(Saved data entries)
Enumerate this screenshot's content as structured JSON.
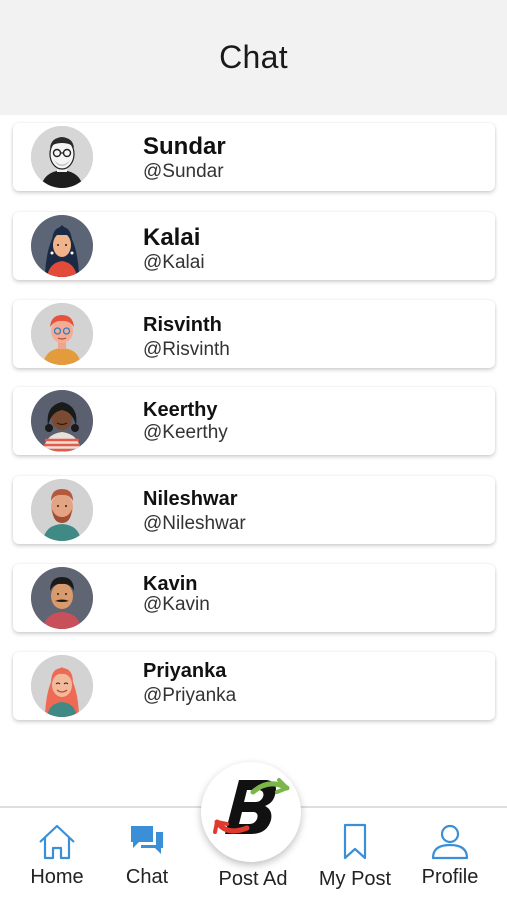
{
  "header": {
    "title": "Chat"
  },
  "contacts": [
    {
      "name": "Sundar",
      "handle": "@Sundar"
    },
    {
      "name": "Kalai",
      "handle": "@Kalai"
    },
    {
      "name": "Risvinth",
      "handle": "@Risvinth"
    },
    {
      "name": "Keerthy",
      "handle": "@Keerthy"
    },
    {
      "name": "Nileshwar",
      "handle": "@Nileshwar"
    },
    {
      "name": "Kavin",
      "handle": "@Kavin"
    },
    {
      "name": "Priyanka",
      "handle": "@Priyanka"
    }
  ],
  "bottom_nav": {
    "items": [
      {
        "label": "Home",
        "icon": "home-icon"
      },
      {
        "label": "Chat",
        "icon": "chat-icon"
      },
      {
        "label": "Post Ad",
        "icon": "post-ad-logo"
      },
      {
        "label": "My Post",
        "icon": "bookmark-icon"
      },
      {
        "label": "Profile",
        "icon": "profile-icon"
      }
    ]
  },
  "colors": {
    "accent": "#3b8fd6",
    "header_bg": "#f2f2f2",
    "logo_red": "#e03a2f",
    "logo_green": "#7ab648"
  }
}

YOUR INSTRUCTIONS >>
Copy out all the entries exactly. Images stay out of the copy.

TASK SOLUTION >>
Enumerate this screenshot's content as structured JSON.
{
  "header": {
    "title": "Chat"
  },
  "contacts": [
    {
      "name": "Sundar",
      "handle": "@Sundar"
    },
    {
      "name": "Kalai",
      "handle": "@Kalai"
    },
    {
      "name": "Risvinth",
      "handle": "@Risvinth"
    },
    {
      "name": "Keerthy",
      "handle": "@Keerthy"
    },
    {
      "name": "Nileshwar",
      "handle": "@Nileshwar"
    },
    {
      "name": "Kavin",
      "handle": "@Kavin"
    },
    {
      "name": "Priyanka",
      "handle": "@Priyanka"
    }
  ],
  "bottom_nav": {
    "items": [
      {
        "label": "Home",
        "icon": "home-icon"
      },
      {
        "label": "Chat",
        "icon": "chat-icon"
      },
      {
        "label": "Post Ad",
        "icon": "post-ad-logo"
      },
      {
        "label": "My Post",
        "icon": "bookmark-icon"
      },
      {
        "label": "Profile",
        "icon": "profile-icon"
      }
    ]
  },
  "colors": {
    "accent": "#3b8fd6",
    "header_bg": "#f2f2f2",
    "logo_red": "#e03a2f",
    "logo_green": "#7ab648"
  }
}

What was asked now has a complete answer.